The problem:
Only the pictures are to be left out; set down the rest of the records exactly.

Stored items
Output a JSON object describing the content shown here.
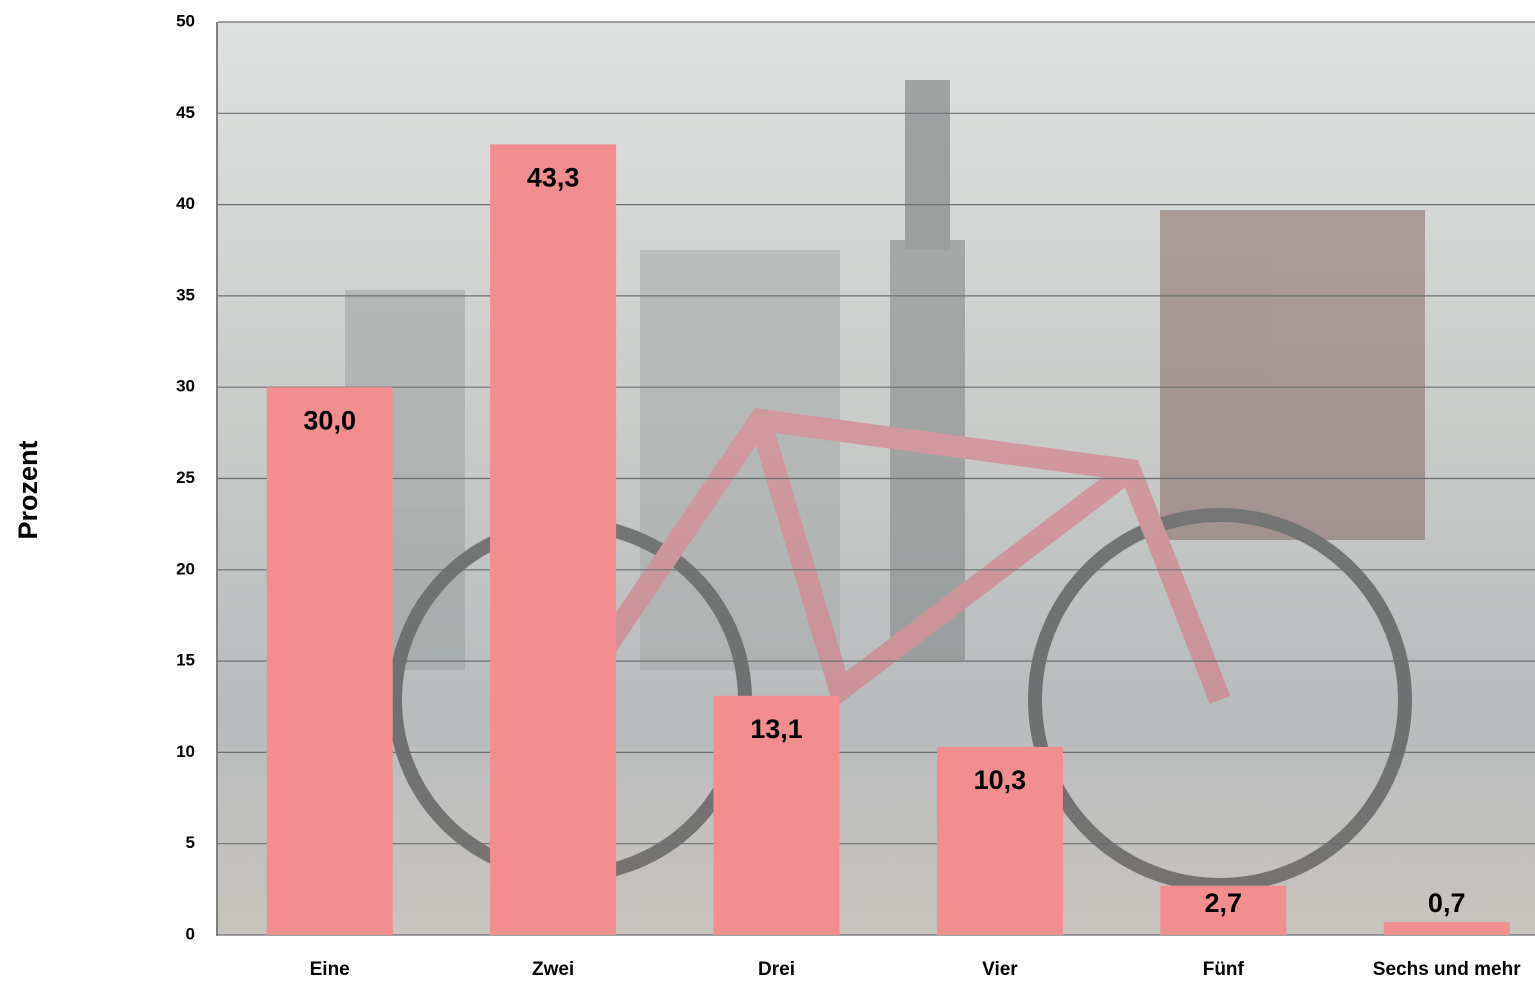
{
  "chart_data": {
    "type": "bar",
    "y_label": "Prozent",
    "categories": [
      "Eine",
      "Zwei",
      "Drei",
      "Vier",
      "Fünf",
      "Sechs und mehr"
    ],
    "values": [
      30.0,
      43.3,
      13.1,
      10.3,
      2.7,
      0.7
    ],
    "value_labels": [
      "30,0",
      "43,3",
      "13,1",
      "10,3",
      "2,7",
      "0,7"
    ],
    "color": "#f28e8e",
    "ylim": [
      0,
      50
    ],
    "yticks": [
      0,
      5,
      10,
      15,
      20,
      25,
      30,
      35,
      40,
      45,
      50
    ],
    "grid": true
  }
}
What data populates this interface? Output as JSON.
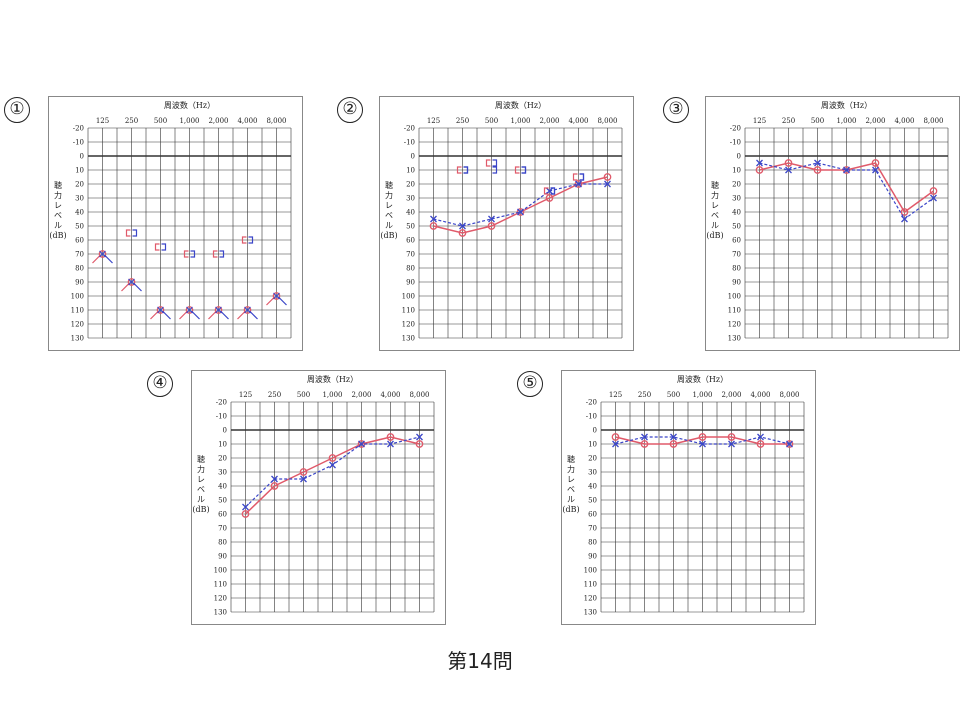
{
  "caption": "第14問",
  "colors": {
    "right_ear": "#e05a6a",
    "left_ear": "#3a45c8",
    "grid": "#333333",
    "frame": "#888888"
  },
  "chart_data": [
    {
      "number": "①",
      "type": "line",
      "title": "周波数（Hz）",
      "x_ticks": [
        "125",
        "250",
        "500",
        "1,000",
        "2,000",
        "4,000",
        "8,000"
      ],
      "y_ticks": [
        "-20",
        "-10",
        "0",
        "10",
        "20",
        "30",
        "40",
        "50",
        "60",
        "70",
        "80",
        "90",
        "100",
        "110",
        "120",
        "130"
      ],
      "ylabel_chars": [
        "聴",
        "力",
        "レ",
        "ベ",
        "ル",
        "(dB)"
      ],
      "ylim": [
        -20,
        130
      ],
      "series": [
        {
          "ear": "right",
          "kind": "air",
          "connected": false,
          "values": [
            70,
            90,
            110,
            110,
            110,
            110,
            100
          ]
        },
        {
          "ear": "right",
          "kind": "bone",
          "connected": false,
          "values": [
            null,
            55,
            65,
            70,
            70,
            60,
            null
          ]
        }
      ]
    },
    {
      "number": "②",
      "type": "line",
      "title": "周波数（Hz）",
      "x_ticks": [
        "125",
        "250",
        "500",
        "1,000",
        "2,000",
        "4,000",
        "8,000"
      ],
      "y_ticks": [
        "-20",
        "-10",
        "0",
        "10",
        "20",
        "30",
        "40",
        "50",
        "60",
        "70",
        "80",
        "90",
        "100",
        "110",
        "120",
        "130"
      ],
      "ylabel_chars": [
        "聴",
        "力",
        "レ",
        "ベ",
        "ル",
        "(dB)"
      ],
      "ylim": [
        -20,
        130
      ],
      "series": [
        {
          "ear": "right",
          "kind": "air",
          "connected": true,
          "values": [
            50,
            55,
            50,
            40,
            30,
            20,
            15
          ]
        },
        {
          "ear": "left",
          "kind": "air",
          "connected": true,
          "values": [
            45,
            50,
            45,
            40,
            25,
            20,
            20
          ]
        },
        {
          "ear": "right",
          "kind": "bone",
          "connected": false,
          "values": [
            null,
            10,
            5,
            10,
            25,
            15,
            null
          ]
        },
        {
          "ear": "left",
          "kind": "bone",
          "connected": false,
          "values": [
            null,
            10,
            10,
            10,
            25,
            15,
            null
          ]
        }
      ]
    },
    {
      "number": "③",
      "type": "line",
      "title": "周波数（Hz）",
      "x_ticks": [
        "125",
        "250",
        "500",
        "1,000",
        "2,000",
        "4,000",
        "8,000"
      ],
      "y_ticks": [
        "-20",
        "-10",
        "0",
        "10",
        "20",
        "30",
        "40",
        "50",
        "60",
        "70",
        "80",
        "90",
        "100",
        "110",
        "120",
        "130"
      ],
      "ylabel_chars": [
        "聴",
        "力",
        "レ",
        "ベ",
        "ル",
        "(dB)"
      ],
      "ylim": [
        -20,
        130
      ],
      "series": [
        {
          "ear": "right",
          "kind": "air",
          "connected": true,
          "values": [
            10,
            5,
            10,
            10,
            5,
            40,
            25
          ]
        },
        {
          "ear": "left",
          "kind": "air",
          "connected": true,
          "values": [
            5,
            10,
            5,
            10,
            10,
            45,
            30
          ]
        }
      ]
    },
    {
      "number": "④",
      "type": "line",
      "title": "周波数（Hz）",
      "x_ticks": [
        "125",
        "250",
        "500",
        "1,000",
        "2,000",
        "4,000",
        "8,000"
      ],
      "y_ticks": [
        "-20",
        "-10",
        "0",
        "10",
        "20",
        "30",
        "40",
        "50",
        "60",
        "70",
        "80",
        "90",
        "100",
        "110",
        "120",
        "130"
      ],
      "ylabel_chars": [
        "聴",
        "力",
        "レ",
        "ベ",
        "ル",
        "(dB)"
      ],
      "ylim": [
        -20,
        130
      ],
      "series": [
        {
          "ear": "right",
          "kind": "air",
          "connected": true,
          "values": [
            60,
            40,
            30,
            20,
            10,
            5,
            10
          ]
        },
        {
          "ear": "left",
          "kind": "air",
          "connected": true,
          "values": [
            55,
            35,
            35,
            25,
            10,
            10,
            5
          ]
        }
      ]
    },
    {
      "number": "⑤",
      "type": "line",
      "title": "周波数（Hz）",
      "x_ticks": [
        "125",
        "250",
        "500",
        "1,000",
        "2,000",
        "4,000",
        "8,000"
      ],
      "y_ticks": [
        "-20",
        "-10",
        "0",
        "10",
        "20",
        "30",
        "40",
        "50",
        "60",
        "70",
        "80",
        "90",
        "100",
        "110",
        "120",
        "130"
      ],
      "ylabel_chars": [
        "聴",
        "力",
        "レ",
        "ベ",
        "ル",
        "(dB)"
      ],
      "ylim": [
        -20,
        130
      ],
      "series": [
        {
          "ear": "right",
          "kind": "air",
          "connected": true,
          "values": [
            5,
            10,
            10,
            5,
            5,
            10,
            10
          ]
        },
        {
          "ear": "left",
          "kind": "air",
          "connected": true,
          "values": [
            10,
            5,
            5,
            10,
            10,
            5,
            10
          ]
        }
      ]
    }
  ]
}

Completed task:
Output a JSON object describing the content shown here.
{
  "chart_data": {
    "type": "bar",
    "y_label": "Prozent",
    "categories": [
      "Eine",
      "Zwei",
      "Drei",
      "Vier",
      "Fünf",
      "Sechs und mehr"
    ],
    "values": [
      30.0,
      43.3,
      13.1,
      10.3,
      2.7,
      0.7
    ],
    "value_labels": [
      "30,0",
      "43,3",
      "13,1",
      "10,3",
      "2,7",
      "0,7"
    ],
    "color": "#f28e8e",
    "ylim": [
      0,
      50
    ],
    "yticks": [
      0,
      5,
      10,
      15,
      20,
      25,
      30,
      35,
      40,
      45,
      50
    ],
    "grid": true
  }
}
What data populates this interface? Output as JSON.
{
  "caption": "第14問",
  "colors": {
    "right_ear": "#e05a6a",
    "left_ear": "#3a45c8",
    "grid": "#333333",
    "frame": "#888888"
  },
  "chart_data": [
    {
      "number": "①",
      "type": "line",
      "title": "周波数（Hz）",
      "x_ticks": [
        "125",
        "250",
        "500",
        "1,000",
        "2,000",
        "4,000",
        "8,000"
      ],
      "y_ticks": [
        "-20",
        "-10",
        "0",
        "10",
        "20",
        "30",
        "40",
        "50",
        "60",
        "70",
        "80",
        "90",
        "100",
        "110",
        "120",
        "130"
      ],
      "ylabel_chars": [
        "聴",
        "力",
        "レ",
        "ベ",
        "ル",
        "(dB)"
      ],
      "ylim": [
        -20,
        130
      ],
      "series": [
        {
          "ear": "right",
          "kind": "air",
          "connected": false,
          "values": [
            70,
            90,
            110,
            110,
            110,
            110,
            100
          ]
        },
        {
          "ear": "right",
          "kind": "bone",
          "connected": false,
          "values": [
            null,
            55,
            65,
            70,
            70,
            60,
            null
          ]
        }
      ]
    },
    {
      "number": "②",
      "type": "line",
      "title": "周波数（Hz）",
      "x_ticks": [
        "125",
        "250",
        "500",
        "1,000",
        "2,000",
        "4,000",
        "8,000"
      ],
      "y_ticks": [
        "-20",
        "-10",
        "0",
        "10",
        "20",
        "30",
        "40",
        "50",
        "60",
        "70",
        "80",
        "90",
        "100",
        "110",
        "120",
        "130"
      ],
      "ylabel_chars": [
        "聴",
        "力",
        "レ",
        "ベ",
        "ル",
        "(dB)"
      ],
      "ylim": [
        -20,
        130
      ],
      "series": [
        {
          "ear": "right",
          "kind": "air",
          "connected": true,
          "values": [
            50,
            55,
            50,
            40,
            30,
            20,
            15
          ]
        },
        {
          "ear": "left",
          "kind": "air",
          "connected": true,
          "values": [
            45,
            50,
            45,
            40,
            25,
            20,
            20
          ]
        },
        {
          "ear": "right",
          "kind": "bone",
          "connected": false,
          "values": [
            null,
            10,
            5,
            10,
            25,
            15,
            null
          ]
        },
        {
          "ear": "left",
          "kind": "bone",
          "connected": false,
          "values": [
            null,
            10,
            10,
            10,
            25,
            15,
            null
          ]
        }
      ]
    },
    {
      "number": "③",
      "type": "line",
      "title": "周波数（Hz）",
      "x_ticks": [
        "125",
        "250",
        "500",
        "1,000",
        "2,000",
        "4,000",
        "8,000"
      ],
      "y_ticks": [
        "-20",
        "-10",
        "0",
        "10",
        "20",
        "30",
        "40",
        "50",
        "60",
        "70",
        "80",
        "90",
        "100",
        "110",
        "120",
        "130"
      ],
      "ylabel_chars": [
        "聴",
        "力",
        "レ",
        "ベ",
        "ル",
        "(dB)"
      ],
      "ylim": [
        -20,
        130
      ],
      "series": [
        {
          "ear": "right",
          "kind": "air",
          "connected": true,
          "values": [
            10,
            5,
            10,
            10,
            5,
            40,
            25
          ]
        },
        {
          "ear": "left",
          "kind": "air",
          "connected": true,
          "values": [
            5,
            10,
            5,
            10,
            10,
            45,
            30
          ]
        }
      ]
    },
    {
      "number": "④",
      "type": "line",
      "title": "周波数（Hz）",
      "x_ticks": [
        "125",
        "250",
        "500",
        "1,000",
        "2,000",
        "4,000",
        "8,000"
      ],
      "y_ticks": [
        "-20",
        "-10",
        "0",
        "10",
        "20",
        "30",
        "40",
        "50",
        "60",
        "70",
        "80",
        "90",
        "100",
        "110",
        "120",
        "130"
      ],
      "ylabel_chars": [
        "聴",
        "力",
        "レ",
        "ベ",
        "ル",
        "(dB)"
      ],
      "ylim": [
        -20,
        130
      ],
      "series": [
        {
          "ear": "right",
          "kind": "air",
          "connected": true,
          "values": [
            60,
            40,
            30,
            20,
            10,
            5,
            10
          ]
        },
        {
          "ear": "left",
          "kind": "air",
          "connected": true,
          "values": [
            55,
            35,
            35,
            25,
            10,
            10,
            5
          ]
        }
      ]
    },
    {
      "number": "⑤",
      "type": "line",
      "title": "周波数（Hz）",
      "x_ticks": [
        "125",
        "250",
        "500",
        "1,000",
        "2,000",
        "4,000",
        "8,000"
      ],
      "y_ticks": [
        "-20",
        "-10",
        "0",
        "10",
        "20",
        "30",
        "40",
        "50",
        "60",
        "70",
        "80",
        "90",
        "100",
        "110",
        "120",
        "130"
      ],
      "ylabel_chars": [
        "聴",
        "力",
        "レ",
        "ベ",
        "ル",
        "(dB)"
      ],
      "ylim": [
        -20,
        130
      ],
      "series": [
        {
          "ear": "right",
          "kind": "air",
          "connected": true,
          "values": [
            5,
            10,
            10,
            5,
            5,
            10,
            10
          ]
        },
        {
          "ear": "left",
          "kind": "air",
          "connected": true,
          "values": [
            10,
            5,
            5,
            10,
            10,
            5,
            10
          ]
        }
      ]
    }
  ]
}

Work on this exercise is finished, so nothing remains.